» Directions for this task
Tally the lines that hold the word "Closing" and reply with that figure only.

>> Start Exercise materials

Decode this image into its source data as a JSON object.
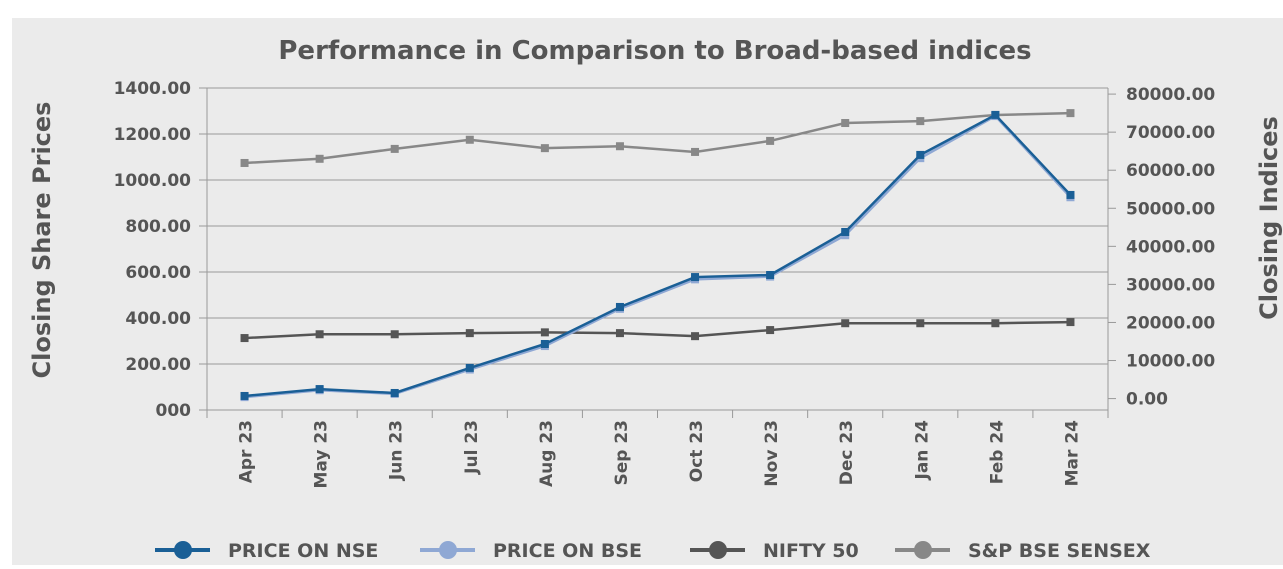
{
  "chart_data": {
    "type": "line",
    "title": "Performance in Comparison to Broad-based indices",
    "y_label": "Closing Share Prices",
    "y2_label": "Closing Indices",
    "categories": [
      "Apr 23",
      "May 23",
      "Jun 23",
      "Jul 23",
      "Aug 23",
      "Sep 23",
      "Oct 23",
      "Nov 23",
      "Dec 23",
      "Jan 24",
      "Feb 24",
      "Mar 24"
    ],
    "ylim": [
      0,
      1400
    ],
    "yticks": [
      {
        "value": 0,
        "label": "000"
      },
      {
        "value": 200,
        "label": "200.00"
      },
      {
        "value": 400,
        "label": "400.00"
      },
      {
        "value": 600,
        "label": "600.00"
      },
      {
        "value": 800,
        "label": "800.00"
      },
      {
        "value": 1000,
        "label": "1000.00"
      },
      {
        "value": 1200,
        "label": "1200.00"
      },
      {
        "value": 1400,
        "label": "1400.00"
      }
    ],
    "y2lim": [
      -3000,
      81600
    ],
    "y2ticks": [
      {
        "value": 0,
        "label": "0.00"
      },
      {
        "value": 10000,
        "label": "10000.00"
      },
      {
        "value": 20000,
        "label": "20000.00"
      },
      {
        "value": 30000,
        "label": "30000.00"
      },
      {
        "value": 40000,
        "label": "40000.00"
      },
      {
        "value": 50000,
        "label": "50000.00"
      },
      {
        "value": 60000,
        "label": "60000.00"
      },
      {
        "value": 70000,
        "label": "70000.00"
      },
      {
        "value": 80000,
        "label": "80000.00"
      }
    ],
    "grid": true,
    "legend": "bottom",
    "series": [
      {
        "name": "PRICE ON NSE",
        "color": "#1a5f96",
        "axis": "y",
        "values": [
          61,
          91,
          74,
          183,
          287,
          448,
          578,
          587,
          774,
          1109,
          1283,
          935
        ]
      },
      {
        "name": "PRICE ON BSE",
        "color": "#8fa8d4",
        "axis": "y",
        "values": [
          56,
          86,
          70,
          176,
          278,
          440,
          568,
          580,
          760,
          1095,
          1278,
          925
        ]
      },
      {
        "name": "NIFTY 50",
        "color": "#555555",
        "axis": "y2",
        "values": [
          15900,
          16900,
          16900,
          17200,
          17400,
          17200,
          16400,
          18000,
          19800,
          19800,
          19800,
          20100
        ]
      },
      {
        "name": "S&P BSE SENSEX",
        "color": "#888888",
        "axis": "y2",
        "values": [
          61900,
          63000,
          65600,
          68000,
          65800,
          66300,
          64800,
          67700,
          72400,
          72900,
          74500,
          75000
        ]
      }
    ]
  }
}
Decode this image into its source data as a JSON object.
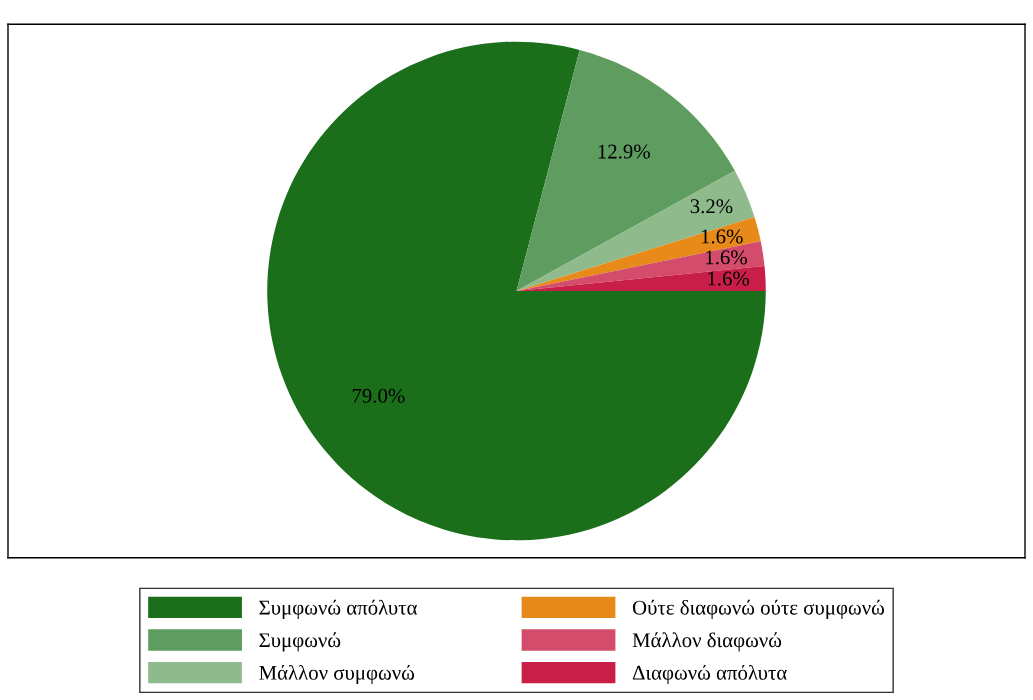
{
  "chart_data": {
    "type": "pie",
    "categories": [
      "Συμφωνώ απόλυτα",
      "Συμφωνώ",
      "Μάλλον συμφωνώ",
      "Ούτε διαφωνώ ούτε συμφωνώ",
      "Μάλλον διαφωνώ",
      "Διαφωνώ απόλυτα"
    ],
    "values": [
      79.0,
      12.9,
      3.2,
      1.6,
      1.6,
      1.6
    ],
    "value_labels": [
      "79.0%",
      "12.9%",
      "3.2%",
      "1.6%",
      "1.6%",
      "1.6%"
    ],
    "colors": [
      "#1b6f1a",
      "#5e9c5f",
      "#8fbb8c",
      "#e88a1a",
      "#d44c6b",
      "#c81e48"
    ],
    "legend": "bottom"
  }
}
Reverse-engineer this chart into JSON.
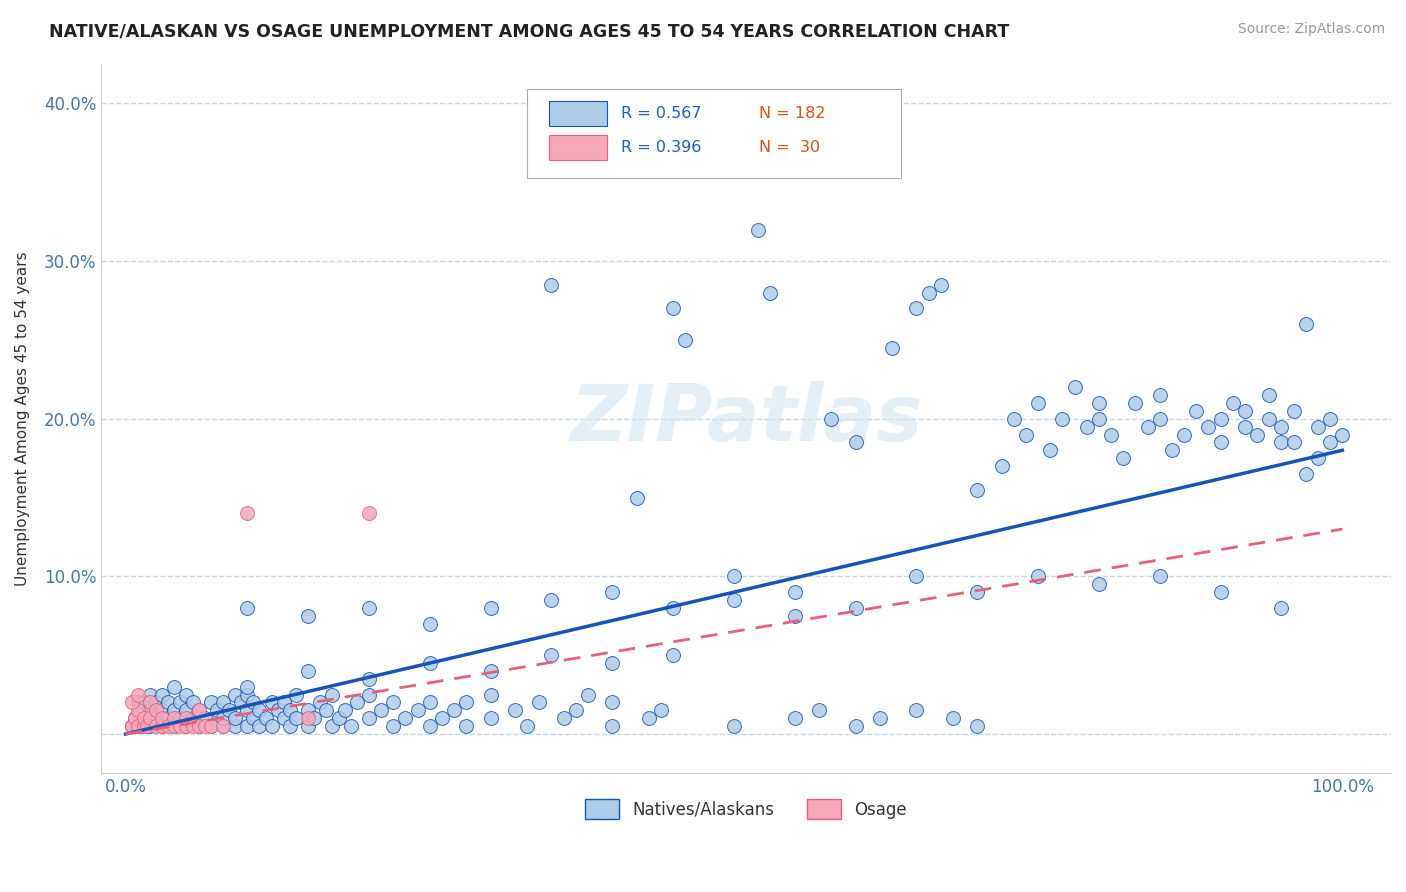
{
  "title": "NATIVE/ALASKAN VS OSAGE UNEMPLOYMENT AMONG AGES 45 TO 54 YEARS CORRELATION CHART",
  "source": "Source: ZipAtlas.com",
  "ylabel": "Unemployment Among Ages 45 to 54 years",
  "xlim": [
    -0.02,
    1.04
  ],
  "ylim": [
    -0.025,
    0.425
  ],
  "xticks": [
    0.0,
    0.1,
    0.2,
    0.3,
    0.4,
    0.5,
    0.6,
    0.7,
    0.8,
    0.9,
    1.0
  ],
  "xticklabels": [
    "0.0%",
    "",
    "",
    "",
    "",
    "",
    "",
    "",
    "",
    "",
    "100.0%"
  ],
  "yticks": [
    0.0,
    0.1,
    0.2,
    0.3,
    0.4
  ],
  "yticklabels": [
    "",
    "10.0%",
    "20.0%",
    "30.0%",
    "40.0%"
  ],
  "legend_r1": "R = 0.567",
  "legend_n1": "N = 182",
  "legend_r2": "R = 0.396",
  "legend_n2": "N =  30",
  "color_blue": "#aecce8",
  "color_pink": "#f5a8bb",
  "line_blue": "#1455b5",
  "line_pink": "#e8607a",
  "background_color": "#ffffff",
  "grid_color": "#c8d8e8",
  "watermark": "ZIPatlas",
  "blue_reg": [
    0.0,
    0.18
  ],
  "pink_reg": [
    0.0,
    0.13
  ],
  "blue_scatter": [
    [
      0.005,
      0.005
    ],
    [
      0.008,
      0.01
    ],
    [
      0.01,
      0.005
    ],
    [
      0.01,
      0.02
    ],
    [
      0.012,
      0.015
    ],
    [
      0.015,
      0.005
    ],
    [
      0.015,
      0.02
    ],
    [
      0.018,
      0.01
    ],
    [
      0.02,
      0.005
    ],
    [
      0.02,
      0.015
    ],
    [
      0.02,
      0.025
    ],
    [
      0.025,
      0.01
    ],
    [
      0.025,
      0.02
    ],
    [
      0.03,
      0.005
    ],
    [
      0.03,
      0.015
    ],
    [
      0.03,
      0.025
    ],
    [
      0.035,
      0.01
    ],
    [
      0.035,
      0.02
    ],
    [
      0.04,
      0.005
    ],
    [
      0.04,
      0.015
    ],
    [
      0.04,
      0.03
    ],
    [
      0.045,
      0.01
    ],
    [
      0.045,
      0.02
    ],
    [
      0.05,
      0.005
    ],
    [
      0.05,
      0.015
    ],
    [
      0.05,
      0.025
    ],
    [
      0.055,
      0.01
    ],
    [
      0.055,
      0.02
    ],
    [
      0.06,
      0.005
    ],
    [
      0.06,
      0.015
    ],
    [
      0.065,
      0.01
    ],
    [
      0.07,
      0.005
    ],
    [
      0.07,
      0.02
    ],
    [
      0.075,
      0.015
    ],
    [
      0.08,
      0.005
    ],
    [
      0.08,
      0.01
    ],
    [
      0.08,
      0.02
    ],
    [
      0.085,
      0.015
    ],
    [
      0.09,
      0.005
    ],
    [
      0.09,
      0.01
    ],
    [
      0.09,
      0.025
    ],
    [
      0.095,
      0.02
    ],
    [
      0.1,
      0.005
    ],
    [
      0.1,
      0.015
    ],
    [
      0.1,
      0.025
    ],
    [
      0.105,
      0.01
    ],
    [
      0.105,
      0.02
    ],
    [
      0.11,
      0.005
    ],
    [
      0.11,
      0.015
    ],
    [
      0.115,
      0.01
    ],
    [
      0.12,
      0.005
    ],
    [
      0.12,
      0.02
    ],
    [
      0.125,
      0.015
    ],
    [
      0.13,
      0.01
    ],
    [
      0.13,
      0.02
    ],
    [
      0.135,
      0.005
    ],
    [
      0.135,
      0.015
    ],
    [
      0.14,
      0.01
    ],
    [
      0.14,
      0.025
    ],
    [
      0.15,
      0.005
    ],
    [
      0.15,
      0.015
    ],
    [
      0.155,
      0.01
    ],
    [
      0.16,
      0.02
    ],
    [
      0.165,
      0.015
    ],
    [
      0.17,
      0.005
    ],
    [
      0.17,
      0.025
    ],
    [
      0.175,
      0.01
    ],
    [
      0.18,
      0.015
    ],
    [
      0.185,
      0.005
    ],
    [
      0.19,
      0.02
    ],
    [
      0.2,
      0.01
    ],
    [
      0.2,
      0.025
    ],
    [
      0.21,
      0.015
    ],
    [
      0.22,
      0.005
    ],
    [
      0.22,
      0.02
    ],
    [
      0.23,
      0.01
    ],
    [
      0.24,
      0.015
    ],
    [
      0.25,
      0.005
    ],
    [
      0.25,
      0.02
    ],
    [
      0.26,
      0.01
    ],
    [
      0.27,
      0.015
    ],
    [
      0.28,
      0.005
    ],
    [
      0.28,
      0.02
    ],
    [
      0.3,
      0.01
    ],
    [
      0.3,
      0.025
    ],
    [
      0.32,
      0.015
    ],
    [
      0.33,
      0.005
    ],
    [
      0.34,
      0.02
    ],
    [
      0.35,
      0.285
    ],
    [
      0.36,
      0.01
    ],
    [
      0.37,
      0.015
    ],
    [
      0.38,
      0.025
    ],
    [
      0.4,
      0.005
    ],
    [
      0.4,
      0.02
    ],
    [
      0.42,
      0.15
    ],
    [
      0.43,
      0.01
    ],
    [
      0.44,
      0.015
    ],
    [
      0.45,
      0.27
    ],
    [
      0.46,
      0.25
    ],
    [
      0.5,
      0.005
    ],
    [
      0.52,
      0.32
    ],
    [
      0.53,
      0.28
    ],
    [
      0.55,
      0.01
    ],
    [
      0.57,
      0.015
    ],
    [
      0.58,
      0.2
    ],
    [
      0.6,
      0.005
    ],
    [
      0.6,
      0.185
    ],
    [
      0.62,
      0.01
    ],
    [
      0.63,
      0.245
    ],
    [
      0.65,
      0.015
    ],
    [
      0.65,
      0.27
    ],
    [
      0.66,
      0.28
    ],
    [
      0.67,
      0.285
    ],
    [
      0.68,
      0.01
    ],
    [
      0.7,
      0.005
    ],
    [
      0.7,
      0.155
    ],
    [
      0.72,
      0.17
    ],
    [
      0.73,
      0.2
    ],
    [
      0.74,
      0.19
    ],
    [
      0.75,
      0.21
    ],
    [
      0.76,
      0.18
    ],
    [
      0.77,
      0.2
    ],
    [
      0.78,
      0.22
    ],
    [
      0.79,
      0.195
    ],
    [
      0.8,
      0.2
    ],
    [
      0.8,
      0.21
    ],
    [
      0.81,
      0.19
    ],
    [
      0.82,
      0.175
    ],
    [
      0.83,
      0.21
    ],
    [
      0.84,
      0.195
    ],
    [
      0.85,
      0.2
    ],
    [
      0.85,
      0.215
    ],
    [
      0.86,
      0.18
    ],
    [
      0.87,
      0.19
    ],
    [
      0.88,
      0.205
    ],
    [
      0.89,
      0.195
    ],
    [
      0.9,
      0.185
    ],
    [
      0.9,
      0.2
    ],
    [
      0.91,
      0.21
    ],
    [
      0.92,
      0.195
    ],
    [
      0.92,
      0.205
    ],
    [
      0.93,
      0.19
    ],
    [
      0.94,
      0.2
    ],
    [
      0.94,
      0.215
    ],
    [
      0.95,
      0.185
    ],
    [
      0.95,
      0.195
    ],
    [
      0.96,
      0.185
    ],
    [
      0.96,
      0.205
    ],
    [
      0.97,
      0.165
    ],
    [
      0.97,
      0.26
    ],
    [
      0.98,
      0.175
    ],
    [
      0.98,
      0.195
    ],
    [
      0.99,
      0.185
    ],
    [
      0.99,
      0.2
    ],
    [
      1.0,
      0.19
    ],
    [
      0.5,
      0.1
    ],
    [
      0.55,
      0.09
    ],
    [
      0.6,
      0.08
    ],
    [
      0.65,
      0.1
    ],
    [
      0.7,
      0.09
    ],
    [
      0.75,
      0.1
    ],
    [
      0.8,
      0.095
    ],
    [
      0.85,
      0.1
    ],
    [
      0.9,
      0.09
    ],
    [
      0.95,
      0.08
    ],
    [
      0.1,
      0.08
    ],
    [
      0.15,
      0.075
    ],
    [
      0.2,
      0.08
    ],
    [
      0.25,
      0.07
    ],
    [
      0.3,
      0.08
    ],
    [
      0.35,
      0.085
    ],
    [
      0.4,
      0.09
    ],
    [
      0.45,
      0.08
    ],
    [
      0.5,
      0.085
    ],
    [
      0.55,
      0.075
    ],
    [
      0.1,
      0.03
    ],
    [
      0.15,
      0.04
    ],
    [
      0.2,
      0.035
    ],
    [
      0.25,
      0.045
    ],
    [
      0.3,
      0.04
    ],
    [
      0.35,
      0.05
    ],
    [
      0.4,
      0.045
    ],
    [
      0.45,
      0.05
    ]
  ],
  "pink_scatter": [
    [
      0.005,
      0.005
    ],
    [
      0.008,
      0.01
    ],
    [
      0.01,
      0.005
    ],
    [
      0.01,
      0.015
    ],
    [
      0.015,
      0.005
    ],
    [
      0.015,
      0.01
    ],
    [
      0.018,
      0.005
    ],
    [
      0.02,
      0.01
    ],
    [
      0.02,
      0.02
    ],
    [
      0.025,
      0.005
    ],
    [
      0.025,
      0.015
    ],
    [
      0.03,
      0.005
    ],
    [
      0.03,
      0.01
    ],
    [
      0.035,
      0.005
    ],
    [
      0.04,
      0.005
    ],
    [
      0.04,
      0.01
    ],
    [
      0.045,
      0.005
    ],
    [
      0.05,
      0.005
    ],
    [
      0.05,
      0.01
    ],
    [
      0.055,
      0.005
    ],
    [
      0.06,
      0.005
    ],
    [
      0.06,
      0.015
    ],
    [
      0.065,
      0.005
    ],
    [
      0.07,
      0.005
    ],
    [
      0.08,
      0.005
    ],
    [
      0.1,
      0.14
    ],
    [
      0.15,
      0.01
    ],
    [
      0.2,
      0.14
    ],
    [
      0.005,
      0.02
    ],
    [
      0.01,
      0.025
    ]
  ]
}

>> End Exercise materials

» Task solution
2